— BEGIN —
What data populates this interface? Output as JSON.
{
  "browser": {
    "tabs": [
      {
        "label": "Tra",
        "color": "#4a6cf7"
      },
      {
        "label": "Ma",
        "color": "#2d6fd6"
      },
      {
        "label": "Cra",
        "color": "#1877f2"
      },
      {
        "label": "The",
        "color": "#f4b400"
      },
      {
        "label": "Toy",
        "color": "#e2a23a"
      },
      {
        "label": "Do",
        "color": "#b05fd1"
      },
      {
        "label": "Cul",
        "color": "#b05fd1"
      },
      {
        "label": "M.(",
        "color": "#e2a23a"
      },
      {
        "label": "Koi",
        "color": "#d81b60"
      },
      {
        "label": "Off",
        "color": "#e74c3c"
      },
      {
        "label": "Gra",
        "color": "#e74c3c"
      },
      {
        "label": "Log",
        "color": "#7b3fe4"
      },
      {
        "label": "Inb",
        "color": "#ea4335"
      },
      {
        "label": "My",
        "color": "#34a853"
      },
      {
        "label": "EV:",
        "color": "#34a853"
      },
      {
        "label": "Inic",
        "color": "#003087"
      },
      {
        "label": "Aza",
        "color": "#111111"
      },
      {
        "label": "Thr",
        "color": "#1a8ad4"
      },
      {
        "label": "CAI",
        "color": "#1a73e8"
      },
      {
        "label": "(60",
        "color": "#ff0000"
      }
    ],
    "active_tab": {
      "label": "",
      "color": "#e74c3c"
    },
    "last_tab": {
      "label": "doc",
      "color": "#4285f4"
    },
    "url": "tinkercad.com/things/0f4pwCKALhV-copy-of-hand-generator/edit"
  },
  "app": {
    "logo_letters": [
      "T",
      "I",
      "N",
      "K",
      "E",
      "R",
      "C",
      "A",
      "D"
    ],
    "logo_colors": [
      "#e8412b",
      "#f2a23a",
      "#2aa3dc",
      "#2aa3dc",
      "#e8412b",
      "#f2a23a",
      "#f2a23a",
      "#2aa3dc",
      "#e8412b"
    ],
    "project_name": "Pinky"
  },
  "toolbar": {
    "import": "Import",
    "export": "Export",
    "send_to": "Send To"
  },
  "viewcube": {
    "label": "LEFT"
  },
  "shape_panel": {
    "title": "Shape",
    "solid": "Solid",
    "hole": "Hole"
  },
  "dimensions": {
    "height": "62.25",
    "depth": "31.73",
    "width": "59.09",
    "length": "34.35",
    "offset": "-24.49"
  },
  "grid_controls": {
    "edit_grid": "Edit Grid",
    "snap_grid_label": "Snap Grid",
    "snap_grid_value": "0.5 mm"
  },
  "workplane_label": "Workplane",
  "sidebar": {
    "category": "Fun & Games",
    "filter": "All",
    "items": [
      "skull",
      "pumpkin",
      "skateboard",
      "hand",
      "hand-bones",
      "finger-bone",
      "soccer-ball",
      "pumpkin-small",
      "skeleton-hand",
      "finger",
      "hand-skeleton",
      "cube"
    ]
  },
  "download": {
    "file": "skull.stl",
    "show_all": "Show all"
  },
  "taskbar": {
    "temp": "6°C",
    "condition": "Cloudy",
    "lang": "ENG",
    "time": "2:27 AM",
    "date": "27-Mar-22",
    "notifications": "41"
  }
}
— END —
* _BRIEF_
Reproduce the records word for word.

* _FINISHED EXERCISE_
What data populates this interface? Output as JSON.
{
  "browser": {
    "tabs": [
      {
        "label": "Tra",
        "color": "#4a6cf7"
      },
      {
        "label": "Ma",
        "color": "#2d6fd6"
      },
      {
        "label": "Cra",
        "color": "#1877f2"
      },
      {
        "label": "The",
        "color": "#f4b400"
      },
      {
        "label": "Toy",
        "color": "#e2a23a"
      },
      {
        "label": "Do",
        "color": "#b05fd1"
      },
      {
        "label": "Cul",
        "color": "#b05fd1"
      },
      {
        "label": "M.(",
        "color": "#e2a23a"
      },
      {
        "label": "Koi",
        "color": "#d81b60"
      },
      {
        "label": "Off",
        "color": "#e74c3c"
      },
      {
        "label": "Gra",
        "color": "#e74c3c"
      },
      {
        "label": "Log",
        "color": "#7b3fe4"
      },
      {
        "label": "Inb",
        "color": "#ea4335"
      },
      {
        "label": "My",
        "color": "#34a853"
      },
      {
        "label": "EV:",
        "color": "#34a853"
      },
      {
        "label": "Inic",
        "color": "#003087"
      },
      {
        "label": "Aza",
        "color": "#111111"
      },
      {
        "label": "Thr",
        "color": "#1a8ad4"
      },
      {
        "label": "CAI",
        "color": "#1a73e8"
      },
      {
        "label": "(60",
        "color": "#ff0000"
      }
    ],
    "active_tab": {
      "label": "",
      "color": "#e74c3c"
    },
    "last_tab": {
      "label": "doc",
      "color": "#4285f4"
    },
    "url": "tinkercad.com/things/0f4pwCKALhV-copy-of-hand-generator/edit"
  },
  "app": {
    "logo_letters": [
      "T",
      "I",
      "N",
      "K",
      "E",
      "R",
      "C",
      "A",
      "D"
    ],
    "logo_colors": [
      "#e8412b",
      "#f2a23a",
      "#2aa3dc",
      "#2aa3dc",
      "#e8412b",
      "#f2a23a",
      "#f2a23a",
      "#2aa3dc",
      "#e8412b"
    ],
    "project_name": "Pinky"
  },
  "toolbar": {
    "import": "Import",
    "export": "Export",
    "send_to": "Send To"
  },
  "viewcube": {
    "label": "LEFT"
  },
  "shape_panel": {
    "title": "Shape",
    "solid": "Solid",
    "hole": "Hole"
  },
  "dimensions": {
    "height": "62.25",
    "depth": "31.73",
    "width": "59.09",
    "length": "34.35",
    "offset": "-24.49"
  },
  "grid_controls": {
    "edit_grid": "Edit Grid",
    "snap_grid_label": "Snap Grid",
    "snap_grid_value": "0.5 mm"
  },
  "workplane_label": "Workplane",
  "sidebar": {
    "category": "Fun & Games",
    "filter": "All",
    "items": [
      "skull",
      "pumpkin",
      "skateboard",
      "hand",
      "hand-bones",
      "finger-bone",
      "soccer-ball",
      "pumpkin-small",
      "skeleton-hand",
      "finger",
      "hand-skeleton",
      "cube"
    ]
  },
  "download": {
    "file": "skull.stl",
    "show_all": "Show all"
  },
  "taskbar": {
    "temp": "6°C",
    "condition": "Cloudy",
    "lang": "ENG",
    "time": "2:27 AM",
    "date": "27-Mar-22",
    "notifications": "41"
  }
}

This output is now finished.